▶ Written problem:
Only the lines starting at the one that contains "OCR this image." and running to the end should be repeated, exactly as written.

Data entries:
================================
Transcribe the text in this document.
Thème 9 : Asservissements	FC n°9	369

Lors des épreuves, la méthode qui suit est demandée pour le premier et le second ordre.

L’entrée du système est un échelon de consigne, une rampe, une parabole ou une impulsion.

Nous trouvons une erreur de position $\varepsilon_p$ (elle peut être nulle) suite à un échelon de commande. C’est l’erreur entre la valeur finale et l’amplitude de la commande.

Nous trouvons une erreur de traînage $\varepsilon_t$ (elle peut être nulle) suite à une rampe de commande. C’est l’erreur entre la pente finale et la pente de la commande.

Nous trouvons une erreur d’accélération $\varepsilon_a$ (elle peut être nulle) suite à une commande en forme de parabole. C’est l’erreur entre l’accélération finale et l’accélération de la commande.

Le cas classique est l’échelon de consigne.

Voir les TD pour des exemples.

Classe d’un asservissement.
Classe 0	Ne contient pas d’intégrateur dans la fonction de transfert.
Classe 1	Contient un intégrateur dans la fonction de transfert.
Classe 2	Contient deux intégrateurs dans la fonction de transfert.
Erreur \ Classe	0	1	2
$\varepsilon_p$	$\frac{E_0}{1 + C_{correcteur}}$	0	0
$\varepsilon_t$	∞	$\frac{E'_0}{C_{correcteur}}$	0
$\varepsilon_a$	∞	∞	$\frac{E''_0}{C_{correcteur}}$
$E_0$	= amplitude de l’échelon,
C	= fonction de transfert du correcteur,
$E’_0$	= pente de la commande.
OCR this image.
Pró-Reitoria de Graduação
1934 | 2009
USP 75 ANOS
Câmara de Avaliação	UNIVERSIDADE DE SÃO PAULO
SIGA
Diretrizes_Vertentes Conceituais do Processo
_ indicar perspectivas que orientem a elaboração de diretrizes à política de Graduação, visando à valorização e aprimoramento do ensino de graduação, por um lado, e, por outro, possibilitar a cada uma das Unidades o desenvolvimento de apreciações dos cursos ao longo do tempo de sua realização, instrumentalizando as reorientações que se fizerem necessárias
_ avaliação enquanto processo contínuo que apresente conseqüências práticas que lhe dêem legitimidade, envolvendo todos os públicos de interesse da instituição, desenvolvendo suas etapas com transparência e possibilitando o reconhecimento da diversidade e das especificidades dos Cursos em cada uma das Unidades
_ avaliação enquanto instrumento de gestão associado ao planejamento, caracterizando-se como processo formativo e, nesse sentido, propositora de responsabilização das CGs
================================
▶ Correct answer:
OCR this image.
Pró-Reitoria de Graduação
1934 | 2009
USP 75 ANOS
Câmara de Avaliação	UNIVERSIDADE DE SÃO PAULO
SIGA
Diretrizes_Vertentes Conceituais do Processo
_ indicar perspectivas que orientem a elaboração de diretrizes à política de Graduação, visando à valorização e aprimoramento do ensino de graduação, por um lado, e, por outro, possibilitar a cada uma das Unidades o desenvolvimento de apreciações dos cursos ao longo do tempo de sua realização, instrumentalizando as reorientações que se fizerem necessárias
_ avaliação enquanto processo contínuo que apresente conseqüências práticas que lhe dêem legitimidade, envolvendo todos os públicos de interesse da instituição, desenvolvendo suas etapas com transparência e possibilitando o reconhecimento da diversidade e das especificidades dos Cursos em cada uma das Unidades
_ avaliação enquanto instrumento de gestão associado ao planejamento, caracterizando-se como processo formativo e, nesse sentido, propositora de responsabilização das CGs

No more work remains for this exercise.